Aim of the task
Copy the entries below exactly. Images do not belong in the copy.

Data for processing
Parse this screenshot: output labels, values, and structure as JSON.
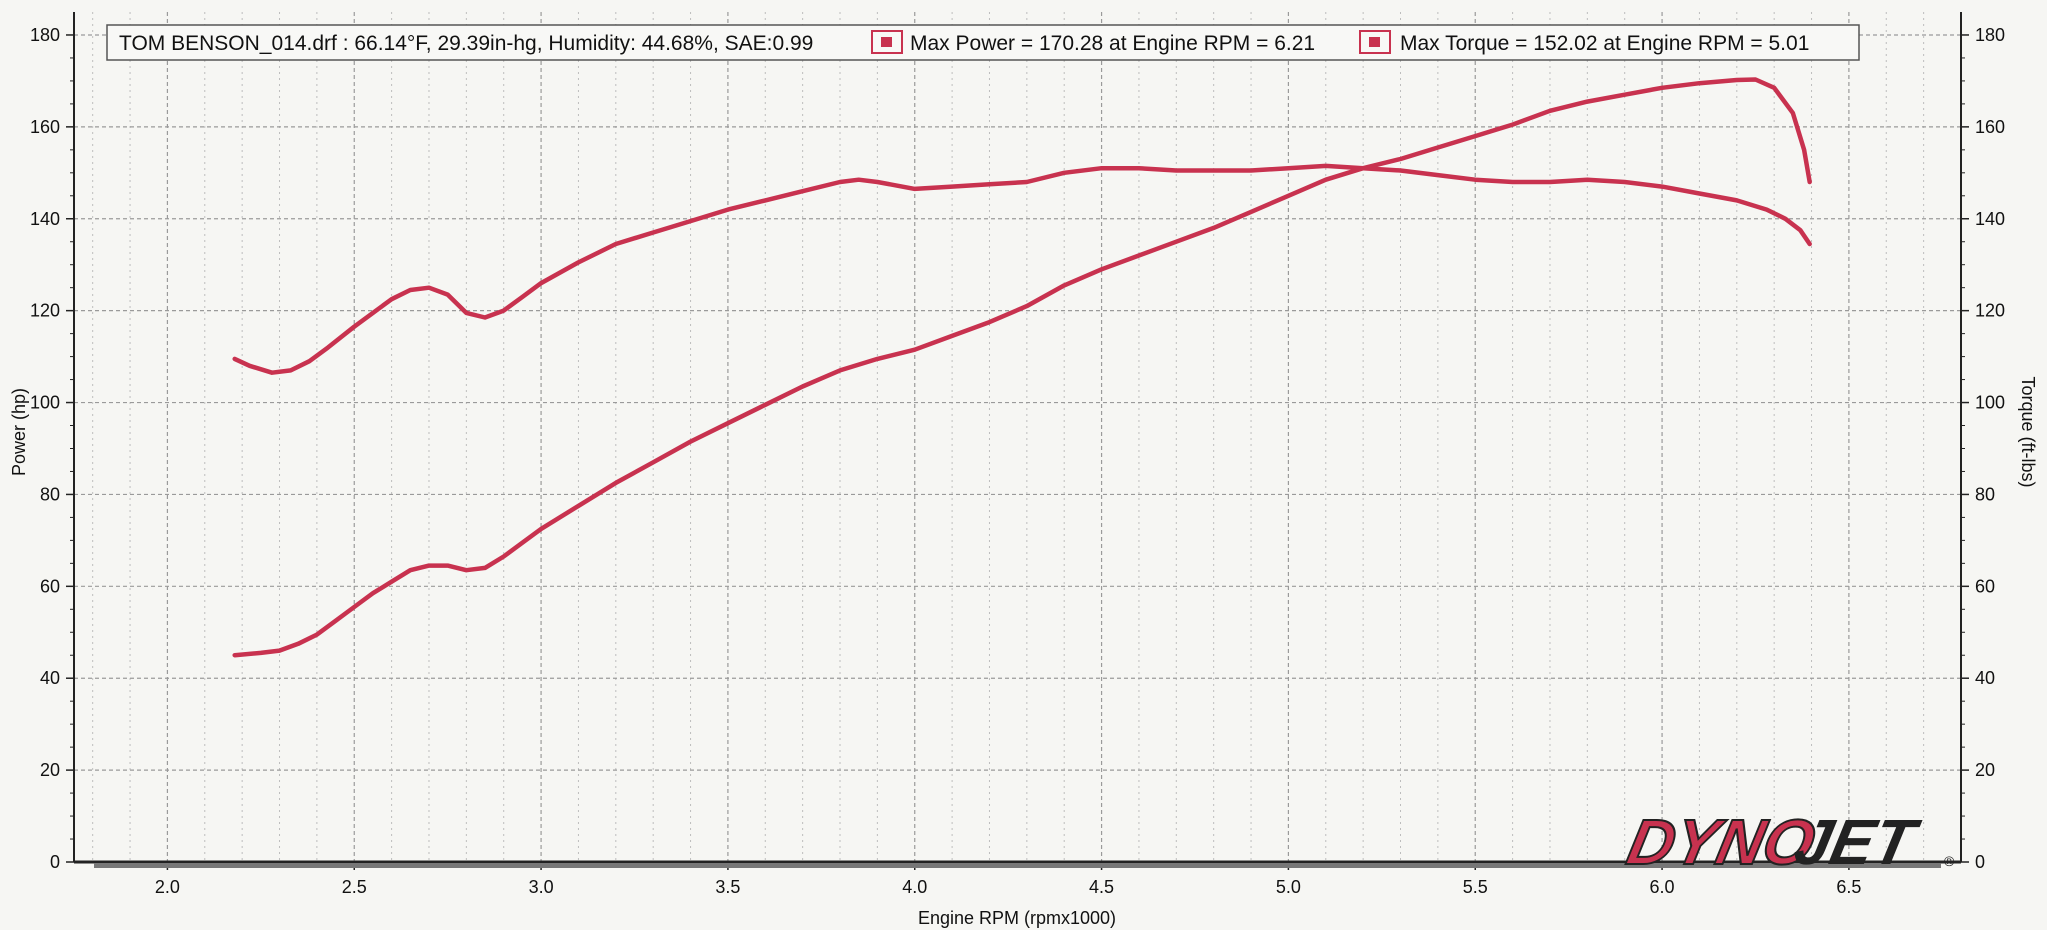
{
  "chart_data": {
    "type": "line",
    "title": "",
    "xlabel": "Engine RPM (rpmx1000)",
    "ylabel": "Power (hp)",
    "y2label": "Torque (ft-lbs)",
    "xlim": [
      1.75,
      6.8
    ],
    "ylim": [
      0,
      185
    ],
    "y2lim": [
      0,
      185
    ],
    "x_ticks": [
      "2.0",
      "2.5",
      "3.0",
      "3.5",
      "4.0",
      "4.5",
      "5.0",
      "5.5",
      "6.0",
      "6.5"
    ],
    "y_ticks": [
      "0",
      "20",
      "40",
      "60",
      "80",
      "100",
      "120",
      "140",
      "160",
      "180"
    ],
    "y2_ticks": [
      "0",
      "20",
      "40",
      "60",
      "80",
      "100",
      "120",
      "140",
      "160",
      "180"
    ],
    "grid": true,
    "legend_position": "top",
    "legend": {
      "run_info": "TOM BENSON_014.drf : 66.14°F, 29.39in-hg, Humidity: 44.68%, SAE:0.99",
      "entries": [
        "Max Power = 170.28 at Engine RPM = 6.21",
        "Max Torque = 152.02 at Engine RPM = 5.01"
      ]
    },
    "series": [
      {
        "axis": "left",
        "color": "#c8324f",
        "points": [
          [
            2.18,
            45
          ],
          [
            2.25,
            45.5
          ],
          [
            2.3,
            46
          ],
          [
            2.35,
            47.5
          ],
          [
            2.4,
            49.5
          ],
          [
            2.45,
            52.5
          ],
          [
            2.5,
            55.5
          ],
          [
            2.55,
            58.5
          ],
          [
            2.6,
            61
          ],
          [
            2.65,
            63.5
          ],
          [
            2.7,
            64.5
          ],
          [
            2.75,
            64.5
          ],
          [
            2.8,
            63.5
          ],
          [
            2.85,
            64
          ],
          [
            2.9,
            66.5
          ],
          [
            2.95,
            69.5
          ],
          [
            3.0,
            72.5
          ],
          [
            3.1,
            77.5
          ],
          [
            3.2,
            82.5
          ],
          [
            3.3,
            87
          ],
          [
            3.4,
            91.5
          ],
          [
            3.5,
            95.5
          ],
          [
            3.6,
            99.5
          ],
          [
            3.7,
            103.5
          ],
          [
            3.8,
            107
          ],
          [
            3.9,
            109.5
          ],
          [
            4.0,
            111.5
          ],
          [
            4.1,
            114.5
          ],
          [
            4.2,
            117.5
          ],
          [
            4.3,
            121
          ],
          [
            4.4,
            125.5
          ],
          [
            4.5,
            129
          ],
          [
            4.6,
            132
          ],
          [
            4.7,
            135
          ],
          [
            4.8,
            138
          ],
          [
            4.9,
            141.5
          ],
          [
            5.0,
            145
          ],
          [
            5.1,
            148.5
          ],
          [
            5.2,
            151
          ],
          [
            5.3,
            153
          ],
          [
            5.4,
            155.5
          ],
          [
            5.5,
            158
          ],
          [
            5.6,
            160.5
          ],
          [
            5.7,
            163.5
          ],
          [
            5.8,
            165.5
          ],
          [
            5.9,
            167
          ],
          [
            6.0,
            168.5
          ],
          [
            6.1,
            169.5
          ],
          [
            6.2,
            170.2
          ],
          [
            6.25,
            170.3
          ],
          [
            6.3,
            168.5
          ],
          [
            6.35,
            163
          ],
          [
            6.38,
            155
          ],
          [
            6.395,
            148
          ]
        ]
      },
      {
        "axis": "right",
        "color": "#c8324f",
        "points": [
          [
            2.18,
            109.5
          ],
          [
            2.22,
            108
          ],
          [
            2.28,
            106.5
          ],
          [
            2.33,
            107
          ],
          [
            2.38,
            109
          ],
          [
            2.43,
            112
          ],
          [
            2.5,
            116.5
          ],
          [
            2.55,
            119.5
          ],
          [
            2.6,
            122.5
          ],
          [
            2.65,
            124.5
          ],
          [
            2.7,
            125
          ],
          [
            2.75,
            123.5
          ],
          [
            2.8,
            119.5
          ],
          [
            2.85,
            118.5
          ],
          [
            2.9,
            120
          ],
          [
            2.95,
            123
          ],
          [
            3.0,
            126
          ],
          [
            3.1,
            130.5
          ],
          [
            3.2,
            134.5
          ],
          [
            3.3,
            137
          ],
          [
            3.4,
            139.5
          ],
          [
            3.5,
            142
          ],
          [
            3.6,
            144
          ],
          [
            3.7,
            146
          ],
          [
            3.8,
            148
          ],
          [
            3.85,
            148.5
          ],
          [
            3.9,
            148
          ],
          [
            4.0,
            146.5
          ],
          [
            4.1,
            147
          ],
          [
            4.2,
            147.5
          ],
          [
            4.3,
            148
          ],
          [
            4.4,
            150
          ],
          [
            4.5,
            151
          ],
          [
            4.6,
            151
          ],
          [
            4.7,
            150.5
          ],
          [
            4.8,
            150.5
          ],
          [
            4.9,
            150.5
          ],
          [
            5.0,
            151
          ],
          [
            5.1,
            151.5
          ],
          [
            5.2,
            151
          ],
          [
            5.3,
            150.5
          ],
          [
            5.4,
            149.5
          ],
          [
            5.5,
            148.5
          ],
          [
            5.6,
            148
          ],
          [
            5.7,
            148
          ],
          [
            5.8,
            148.5
          ],
          [
            5.9,
            148
          ],
          [
            6.0,
            147
          ],
          [
            6.1,
            145.5
          ],
          [
            6.2,
            144
          ],
          [
            6.28,
            142
          ],
          [
            6.33,
            140
          ],
          [
            6.37,
            137.5
          ],
          [
            6.395,
            134.5
          ]
        ]
      }
    ]
  },
  "logo": {
    "part1": "DYNO",
    "part2": "JET",
    "mark": "®",
    "color1": "#c8324f",
    "color2": "#222222"
  },
  "colors": {
    "background": "#f6f6f3",
    "grid": "#9a9a9a",
    "curve": "#c8324f"
  }
}
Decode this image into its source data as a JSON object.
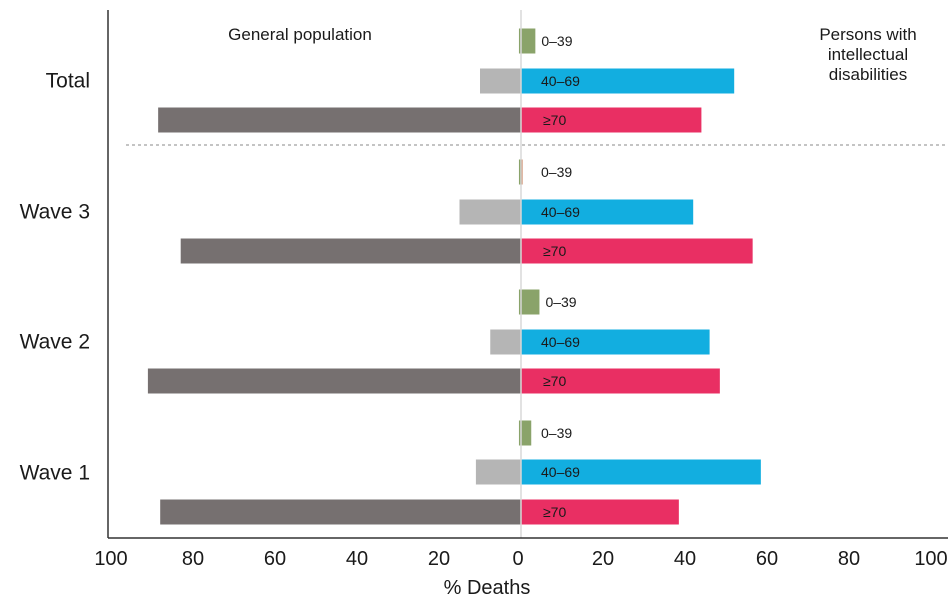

Response to the exercise
Parse this screenshot: output labels, values, and structure as JSON.
{
  "chart_data": {
    "type": "line",
    "title": "",
    "xlabel": "Engine RPM (rpmx1000)",
    "ylabel": "Power (hp)",
    "y2label": "Torque (ft-lbs)",
    "xlim": [
      1.75,
      6.8
    ],
    "ylim": [
      0,
      185
    ],
    "y2lim": [
      0,
      185
    ],
    "x_ticks": [
      "2.0",
      "2.5",
      "3.0",
      "3.5",
      "4.0",
      "4.5",
      "5.0",
      "5.5",
      "6.0",
      "6.5"
    ],
    "y_ticks": [
      "0",
      "20",
      "40",
      "60",
      "80",
      "100",
      "120",
      "140",
      "160",
      "180"
    ],
    "y2_ticks": [
      "0",
      "20",
      "40",
      "60",
      "80",
      "100",
      "120",
      "140",
      "160",
      "180"
    ],
    "grid": true,
    "legend_position": "top",
    "legend": {
      "run_info": "TOM BENSON_014.drf : 66.14°F, 29.39in-hg, Humidity: 44.68%, SAE:0.99",
      "entries": [
        "Max Power = 170.28 at Engine RPM = 6.21",
        "Max Torque = 152.02 at Engine RPM = 5.01"
      ]
    },
    "series": [
      {
        "axis": "left",
        "color": "#c8324f",
        "points": [
          [
            2.18,
            45
          ],
          [
            2.25,
            45.5
          ],
          [
            2.3,
            46
          ],
          [
            2.35,
            47.5
          ],
          [
            2.4,
            49.5
          ],
          [
            2.45,
            52.5
          ],
          [
            2.5,
            55.5
          ],
          [
            2.55,
            58.5
          ],
          [
            2.6,
            61
          ],
          [
            2.65,
            63.5
          ],
          [
            2.7,
            64.5
          ],
          [
            2.75,
            64.5
          ],
          [
            2.8,
            63.5
          ],
          [
            2.85,
            64
          ],
          [
            2.9,
            66.5
          ],
          [
            2.95,
            69.5
          ],
          [
            3.0,
            72.5
          ],
          [
            3.1,
            77.5
          ],
          [
            3.2,
            82.5
          ],
          [
            3.3,
            87
          ],
          [
            3.4,
            91.5
          ],
          [
            3.5,
            95.5
          ],
          [
            3.6,
            99.5
          ],
          [
            3.7,
            103.5
          ],
          [
            3.8,
            107
          ],
          [
            3.9,
            109.5
          ],
          [
            4.0,
            111.5
          ],
          [
            4.1,
            114.5
          ],
          [
            4.2,
            117.5
          ],
          [
            4.3,
            121
          ],
          [
            4.4,
            125.5
          ],
          [
            4.5,
            129
          ],
          [
            4.6,
            132
          ],
          [
            4.7,
            135
          ],
          [
            4.8,
            138
          ],
          [
            4.9,
            141.5
          ],
          [
            5.0,
            145
          ],
          [
            5.1,
            148.5
          ],
          [
            5.2,
            151
          ],
          [
            5.3,
            153
          ],
          [
            5.4,
            155.5
          ],
          [
            5.5,
            158
          ],
          [
            5.6,
            160.5
          ],
          [
            5.7,
            163.5
          ],
          [
            5.8,
            165.5
          ],
          [
            5.9,
            167
          ],
          [
            6.0,
            168.5
          ],
          [
            6.1,
            169.5
          ],
          [
            6.2,
            170.2
          ],
          [
            6.25,
            170.3
          ],
          [
            6.3,
            168.5
          ],
          [
            6.35,
            163
          ],
          [
            6.38,
            155
          ],
          [
            6.395,
            148
          ]
        ]
      },
      {
        "axis": "right",
        "color": "#c8324f",
        "points": [
          [
            2.18,
            109.5
          ],
          [
            2.22,
            108
          ],
          [
            2.28,
            106.5
          ],
          [
            2.33,
            107
          ],
          [
            2.38,
            109
          ],
          [
            2.43,
            112
          ],
          [
            2.5,
            116.5
          ],
          [
            2.55,
            119.5
          ],
          [
            2.6,
            122.5
          ],
          [
            2.65,
            124.5
          ],
          [
            2.7,
            125
          ],
          [
            2.75,
            123.5
          ],
          [
            2.8,
            119.5
          ],
          [
            2.85,
            118.5
          ],
          [
            2.9,
            120
          ],
          [
            2.95,
            123
          ],
          [
            3.0,
            126
          ],
          [
            3.1,
            130.5
          ],
          [
            3.2,
            134.5
          ],
          [
            3.3,
            137
          ],
          [
            3.4,
            139.5
          ],
          [
            3.5,
            142
          ],
          [
            3.6,
            144
          ],
          [
            3.7,
            146
          ],
          [
            3.8,
            148
          ],
          [
            3.85,
            148.5
          ],
          [
            3.9,
            148
          ],
          [
            4.0,
            146.5
          ],
          [
            4.1,
            147
          ],
          [
            4.2,
            147.5
          ],
          [
            4.3,
            148
          ],
          [
            4.4,
            150
          ],
          [
            4.5,
            151
          ],
          [
            4.6,
            151
          ],
          [
            4.7,
            150.5
          ],
          [
            4.8,
            150.5
          ],
          [
            4.9,
            150.5
          ],
          [
            5.0,
            151
          ],
          [
            5.1,
            151.5
          ],
          [
            5.2,
            151
          ],
          [
            5.3,
            150.5
          ],
          [
            5.4,
            149.5
          ],
          [
            5.5,
            148.5
          ],
          [
            5.6,
            148
          ],
          [
            5.7,
            148
          ],
          [
            5.8,
            148.5
          ],
          [
            5.9,
            148
          ],
          [
            6.0,
            147
          ],
          [
            6.1,
            145.5
          ],
          [
            6.2,
            144
          ],
          [
            6.28,
            142
          ],
          [
            6.33,
            140
          ],
          [
            6.37,
            137.5
          ],
          [
            6.395,
            134.5
          ]
        ]
      }
    ]
  },
  "logo": {
    "part1": "DYNO",
    "part2": "JET",
    "mark": "®",
    "color1": "#c8324f",
    "color2": "#222222"
  },
  "colors": {
    "background": "#f6f6f3",
    "grid": "#9a9a9a",
    "curve": "#c8324f"
  }
}
Decode this image into its source data as a JSON object.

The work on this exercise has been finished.